* **Exercise brief**
The entries below need to be written out exactly, with no pictures included.

--------------------

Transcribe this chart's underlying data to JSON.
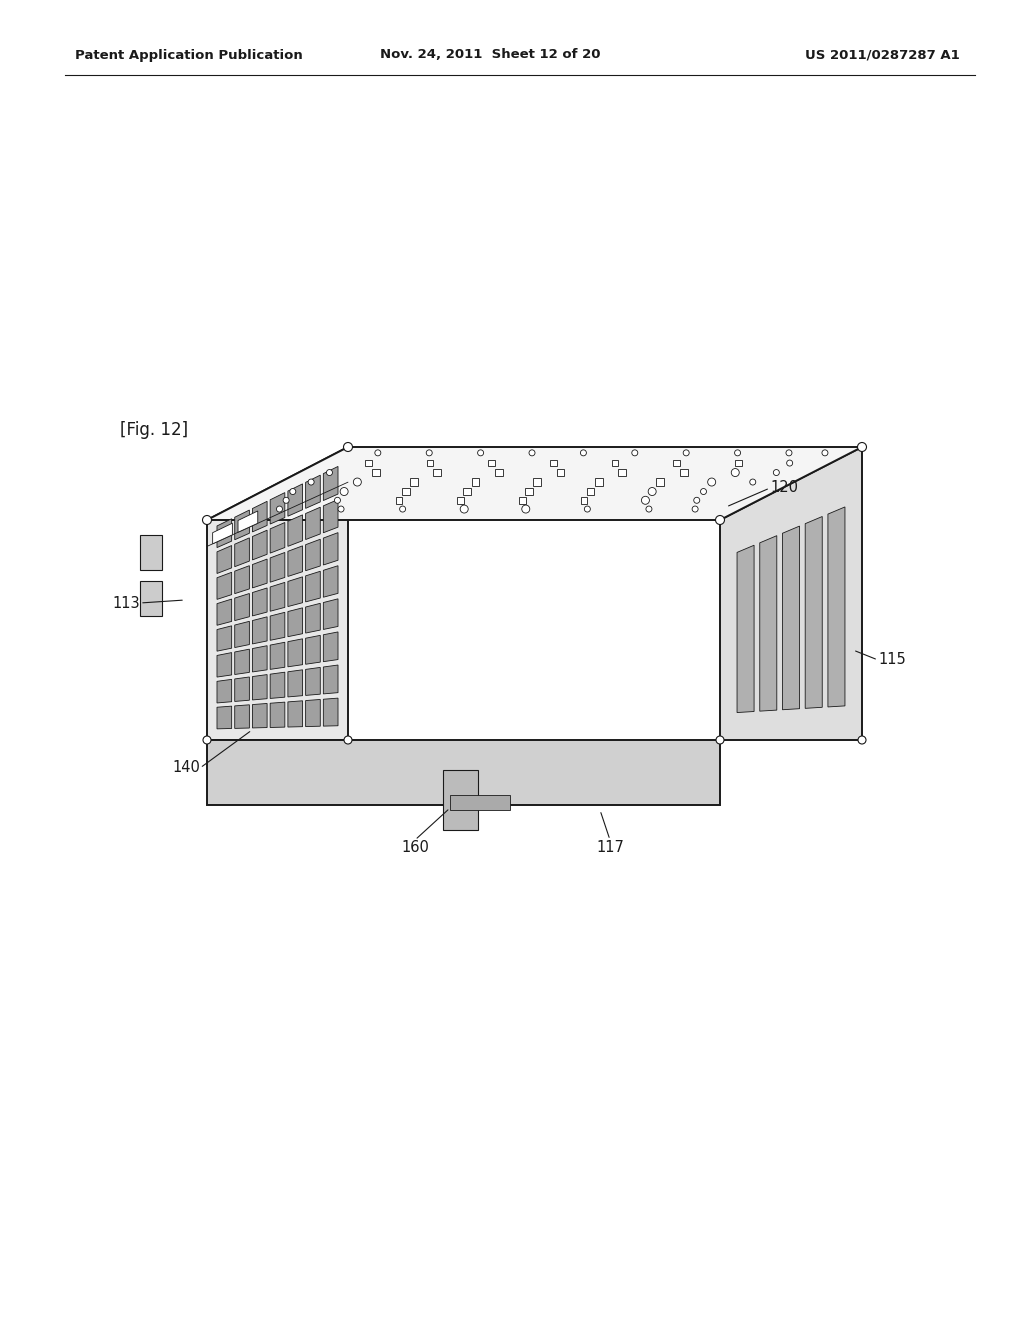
{
  "bg_color": "#ffffff",
  "header_left": "Patent Application Publication",
  "header_mid": "Nov. 24, 2011  Sheet 12 of 20",
  "header_right": "US 2011/0287287 A1",
  "fig_label": "[Fig. 12]",
  "line_color": "#1a1a1a",
  "text_color": "#1a1a1a",
  "face_top": "#f5f5f5",
  "face_left": "#e8e8e8",
  "face_right": "#dedede",
  "face_bottom": "#d0d0d0",
  "slot_color": "#b0b0b0",
  "cell_color": "#a0a0a0",
  "top_hole_color": "#d8d8d8",
  "lw_main": 1.4,
  "lw_thin": 0.8,
  "lw_detail": 0.6,
  "label_fontsize": 10.5,
  "header_fontsize": 9.5,
  "fig_label_fontsize": 12
}
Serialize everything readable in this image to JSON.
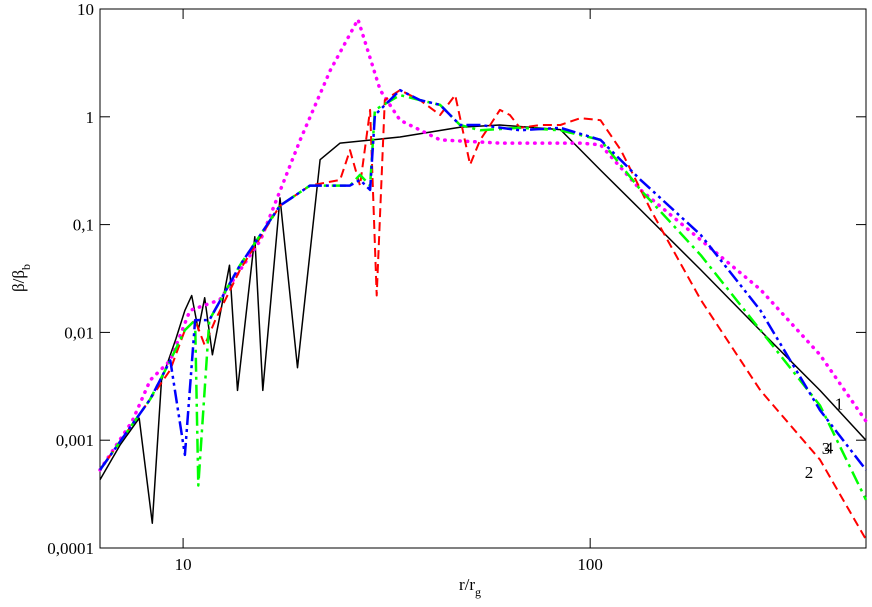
{
  "chart_data": {
    "type": "line",
    "x_label": {
      "main": "r/r",
      "sub": "g"
    },
    "y_label": {
      "main": "β/β",
      "sub": "b"
    },
    "xscale": "log",
    "yscale": "log",
    "xlim": [
      6.25,
      476
    ],
    "ylim": [
      0.0001,
      10
    ],
    "xticks": [
      10,
      100
    ],
    "yticks": [
      {
        "value": 0.0001,
        "label": "0,0001"
      },
      {
        "value": 0.001,
        "label": "0,001"
      },
      {
        "value": 0.01,
        "label": "0,01"
      },
      {
        "value": 0.1,
        "label": "0,1"
      },
      1,
      10
    ],
    "series": [
      {
        "name": "1",
        "color": "#000000",
        "style": "solid",
        "x": [
          6.25,
          7.0,
          7.8,
          8.4,
          8.85,
          9.6,
          10.1,
          10.5,
          10.9,
          11.3,
          11.8,
          13.0,
          13.6,
          15.0,
          15.7,
          17.3,
          19.1,
          21.7,
          24.3,
          34.1,
          47.9,
          60,
          84.5,
          106,
          133,
          187,
          262,
          367,
          476
        ],
        "values": [
          0.00043,
          0.0009,
          0.0016,
          0.00017,
          0.0036,
          0.0087,
          0.016,
          0.022,
          0.0105,
          0.021,
          0.0062,
          0.042,
          0.0029,
          0.077,
          0.0029,
          0.177,
          0.0047,
          0.4,
          0.57,
          0.65,
          0.8,
          0.84,
          0.76,
          0.32,
          0.137,
          0.038,
          0.0104,
          0.0029,
          0.001
        ]
      },
      {
        "color": "#ff00ff",
        "style": "dotted",
        "x": [
          6.25,
          7.5,
          8.3,
          9.3,
          10.4,
          12.3,
          15.5,
          19.4,
          23.0,
          26.9,
          30.5,
          34.1,
          42.8,
          60,
          94.5,
          106,
          133,
          187,
          262,
          367,
          476
        ],
        "values": [
          0.00053,
          0.0015,
          0.0036,
          0.0055,
          0.016,
          0.02,
          0.072,
          0.61,
          2.7,
          8,
          1.77,
          0.93,
          0.61,
          0.57,
          0.57,
          0.55,
          0.21,
          0.072,
          0.025,
          0.0062,
          0.0015
        ]
      },
      {
        "name": "2",
        "color": "#ff0000",
        "style": "dashed",
        "x": [
          6.25,
          8.3,
          9.3,
          10.1,
          10.7,
          11.3,
          12.0,
          13.8,
          17.3,
          20.5,
          24.3,
          25.7,
          27.2,
          28.8,
          29.9,
          31.3,
          34.1,
          38.2,
          42.8,
          46.6,
          50.7,
          53.7,
          56.8,
          60,
          63.5,
          67.2,
          75.5,
          84.5,
          94.5,
          106,
          119,
          141,
          187,
          262,
          367,
          476
        ],
        "values": [
          0.00053,
          0.0024,
          0.0045,
          0.0105,
          0.013,
          0.0076,
          0.013,
          0.038,
          0.15,
          0.23,
          0.26,
          0.49,
          0.23,
          1.16,
          0.022,
          1.43,
          1.77,
          1.43,
          1.04,
          1.59,
          0.36,
          0.61,
          0.84,
          1.16,
          1.04,
          0.79,
          0.84,
          0.84,
          0.97,
          0.93,
          0.49,
          0.136,
          0.02,
          0.0029,
          0.00066,
          0.00012
        ]
      },
      {
        "name": "3",
        "color": "#00ff00",
        "style": "dashdot",
        "x": [
          6.25,
          8.3,
          9.3,
          10.1,
          10.7,
          10.9,
          11.6,
          13.8,
          17.3,
          20.5,
          25.7,
          27.2,
          28.8,
          29.6,
          34.1,
          38.2,
          42.8,
          47.9,
          53.7,
          67.2,
          84.5,
          106,
          133,
          187,
          262,
          367,
          476
        ],
        "values": [
          0.00053,
          0.0024,
          0.0055,
          0.0105,
          0.013,
          0.00038,
          0.013,
          0.042,
          0.15,
          0.23,
          0.23,
          0.29,
          0.23,
          1.16,
          1.59,
          1.43,
          1.29,
          0.84,
          0.75,
          0.79,
          0.75,
          0.61,
          0.21,
          0.052,
          0.0105,
          0.0021,
          0.00028
        ]
      },
      {
        "name": "4",
        "color": "#0000ff",
        "style": "dashdotdot",
        "x": [
          6.25,
          8.3,
          9.3,
          10.1,
          10.7,
          11.6,
          13.8,
          17.3,
          20.5,
          25.7,
          27.2,
          28.8,
          29.6,
          34.1,
          38.2,
          42.8,
          47.9,
          53.7,
          67.2,
          84.5,
          106,
          133,
          187,
          262,
          367,
          476
        ],
        "values": [
          0.00053,
          0.0024,
          0.0055,
          0.00073,
          0.013,
          0.013,
          0.042,
          0.15,
          0.23,
          0.23,
          0.26,
          0.21,
          1.04,
          1.77,
          1.43,
          1.29,
          0.84,
          0.84,
          0.75,
          0.79,
          0.61,
          0.26,
          0.08,
          0.016,
          0.0019,
          0.00053
        ]
      }
    ]
  }
}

--------------------

* **Result of this task**
Transcribe this chart's underlying data to JSON.
{
  "bg_color": "#ffffff",
  "header_left": "Patent Application Publication",
  "header_mid": "Nov. 24, 2011  Sheet 12 of 20",
  "header_right": "US 2011/0287287 A1",
  "fig_label": "[Fig. 12]",
  "line_color": "#1a1a1a",
  "text_color": "#1a1a1a",
  "face_top": "#f5f5f5",
  "face_left": "#e8e8e8",
  "face_right": "#dedede",
  "face_bottom": "#d0d0d0",
  "slot_color": "#b0b0b0",
  "cell_color": "#a0a0a0",
  "top_hole_color": "#d8d8d8",
  "lw_main": 1.4,
  "lw_thin": 0.8,
  "lw_detail": 0.6,
  "label_fontsize": 10.5,
  "header_fontsize": 9.5,
  "fig_label_fontsize": 12
}
Serialize everything readable in this image to JSON.
{
  "chart_data": {
    "type": "line",
    "x_label": {
      "main": "r/r",
      "sub": "g"
    },
    "y_label": {
      "main": "β/β",
      "sub": "b"
    },
    "xscale": "log",
    "yscale": "log",
    "xlim": [
      6.25,
      476
    ],
    "ylim": [
      0.0001,
      10
    ],
    "xticks": [
      10,
      100
    ],
    "yticks": [
      {
        "value": 0.0001,
        "label": "0,0001"
      },
      {
        "value": 0.001,
        "label": "0,001"
      },
      {
        "value": 0.01,
        "label": "0,01"
      },
      {
        "value": 0.1,
        "label": "0,1"
      },
      1,
      10
    ],
    "series": [
      {
        "name": "1",
        "color": "#000000",
        "style": "solid",
        "x": [
          6.25,
          7.0,
          7.8,
          8.4,
          8.85,
          9.6,
          10.1,
          10.5,
          10.9,
          11.3,
          11.8,
          13.0,
          13.6,
          15.0,
          15.7,
          17.3,
          19.1,
          21.7,
          24.3,
          34.1,
          47.9,
          60,
          84.5,
          106,
          133,
          187,
          262,
          367,
          476
        ],
        "values": [
          0.00043,
          0.0009,
          0.0016,
          0.00017,
          0.0036,
          0.0087,
          0.016,
          0.022,
          0.0105,
          0.021,
          0.0062,
          0.042,
          0.0029,
          0.077,
          0.0029,
          0.177,
          0.0047,
          0.4,
          0.57,
          0.65,
          0.8,
          0.84,
          0.76,
          0.32,
          0.137,
          0.038,
          0.0104,
          0.0029,
          0.001
        ]
      },
      {
        "color": "#ff00ff",
        "style": "dotted",
        "x": [
          6.25,
          7.5,
          8.3,
          9.3,
          10.4,
          12.3,
          15.5,
          19.4,
          23.0,
          26.9,
          30.5,
          34.1,
          42.8,
          60,
          94.5,
          106,
          133,
          187,
          262,
          367,
          476
        ],
        "values": [
          0.00053,
          0.0015,
          0.0036,
          0.0055,
          0.016,
          0.02,
          0.072,
          0.61,
          2.7,
          8,
          1.77,
          0.93,
          0.61,
          0.57,
          0.57,
          0.55,
          0.21,
          0.072,
          0.025,
          0.0062,
          0.0015
        ]
      },
      {
        "name": "2",
        "color": "#ff0000",
        "style": "dashed",
        "x": [
          6.25,
          8.3,
          9.3,
          10.1,
          10.7,
          11.3,
          12.0,
          13.8,
          17.3,
          20.5,
          24.3,
          25.7,
          27.2,
          28.8,
          29.9,
          31.3,
          34.1,
          38.2,
          42.8,
          46.6,
          50.7,
          53.7,
          56.8,
          60,
          63.5,
          67.2,
          75.5,
          84.5,
          94.5,
          106,
          119,
          141,
          187,
          262,
          367,
          476
        ],
        "values": [
          0.00053,
          0.0024,
          0.0045,
          0.0105,
          0.013,
          0.0076,
          0.013,
          0.038,
          0.15,
          0.23,
          0.26,
          0.49,
          0.23,
          1.16,
          0.022,
          1.43,
          1.77,
          1.43,
          1.04,
          1.59,
          0.36,
          0.61,
          0.84,
          1.16,
          1.04,
          0.79,
          0.84,
          0.84,
          0.97,
          0.93,
          0.49,
          0.136,
          0.02,
          0.0029,
          0.00066,
          0.00012
        ]
      },
      {
        "name": "3",
        "color": "#00ff00",
        "style": "dashdot",
        "x": [
          6.25,
          8.3,
          9.3,
          10.1,
          10.7,
          10.9,
          11.6,
          13.8,
          17.3,
          20.5,
          25.7,
          27.2,
          28.8,
          29.6,
          34.1,
          38.2,
          42.8,
          47.9,
          53.7,
          67.2,
          84.5,
          106,
          133,
          187,
          262,
          367,
          476
        ],
        "values": [
          0.00053,
          0.0024,
          0.0055,
          0.0105,
          0.013,
          0.00038,
          0.013,
          0.042,
          0.15,
          0.23,
          0.23,
          0.29,
          0.23,
          1.16,
          1.59,
          1.43,
          1.29,
          0.84,
          0.75,
          0.79,
          0.75,
          0.61,
          0.21,
          0.052,
          0.0105,
          0.0021,
          0.00028
        ]
      },
      {
        "name": "4",
        "color": "#0000ff",
        "style": "dashdotdot",
        "x": [
          6.25,
          8.3,
          9.3,
          10.1,
          10.7,
          11.6,
          13.8,
          17.3,
          20.5,
          25.7,
          27.2,
          28.8,
          29.6,
          34.1,
          38.2,
          42.8,
          47.9,
          53.7,
          67.2,
          84.5,
          106,
          133,
          187,
          262,
          367,
          476
        ],
        "values": [
          0.00053,
          0.0024,
          0.0055,
          0.00073,
          0.013,
          0.013,
          0.042,
          0.15,
          0.23,
          0.23,
          0.26,
          0.21,
          1.04,
          1.77,
          1.43,
          1.29,
          0.84,
          0.84,
          0.75,
          0.79,
          0.61,
          0.26,
          0.08,
          0.016,
          0.0019,
          0.00053
        ]
      }
    ]
  }
}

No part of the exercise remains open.